---------- Data lines ----------
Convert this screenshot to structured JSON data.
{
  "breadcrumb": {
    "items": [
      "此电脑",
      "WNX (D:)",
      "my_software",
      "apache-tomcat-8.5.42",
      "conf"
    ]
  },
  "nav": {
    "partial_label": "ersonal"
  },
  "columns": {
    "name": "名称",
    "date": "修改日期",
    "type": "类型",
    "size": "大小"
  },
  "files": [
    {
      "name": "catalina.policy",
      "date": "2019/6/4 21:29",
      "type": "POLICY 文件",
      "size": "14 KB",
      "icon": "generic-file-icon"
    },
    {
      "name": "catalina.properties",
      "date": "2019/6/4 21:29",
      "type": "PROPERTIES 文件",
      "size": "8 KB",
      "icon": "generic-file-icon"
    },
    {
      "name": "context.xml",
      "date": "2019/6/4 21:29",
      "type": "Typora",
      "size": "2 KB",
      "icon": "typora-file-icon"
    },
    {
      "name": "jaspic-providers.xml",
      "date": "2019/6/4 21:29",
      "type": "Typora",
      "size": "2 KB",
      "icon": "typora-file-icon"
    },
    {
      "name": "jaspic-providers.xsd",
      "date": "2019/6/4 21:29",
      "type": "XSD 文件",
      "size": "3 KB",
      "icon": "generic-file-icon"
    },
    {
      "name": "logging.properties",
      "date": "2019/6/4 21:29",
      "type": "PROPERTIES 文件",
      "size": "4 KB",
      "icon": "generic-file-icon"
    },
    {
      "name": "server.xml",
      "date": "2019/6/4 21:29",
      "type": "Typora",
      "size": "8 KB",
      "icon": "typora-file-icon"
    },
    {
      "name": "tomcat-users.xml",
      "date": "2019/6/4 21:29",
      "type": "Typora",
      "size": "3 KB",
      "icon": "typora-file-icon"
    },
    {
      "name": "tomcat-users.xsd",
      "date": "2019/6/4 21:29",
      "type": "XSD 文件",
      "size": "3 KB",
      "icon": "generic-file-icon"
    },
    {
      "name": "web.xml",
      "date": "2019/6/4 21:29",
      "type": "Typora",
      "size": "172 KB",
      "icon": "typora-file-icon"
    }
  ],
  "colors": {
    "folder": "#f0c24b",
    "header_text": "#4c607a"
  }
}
----------
• **Work to complete**:
Each line holding the word "tomcat" counts once; report the total and nothing else.

• **Result of the exercise**:
3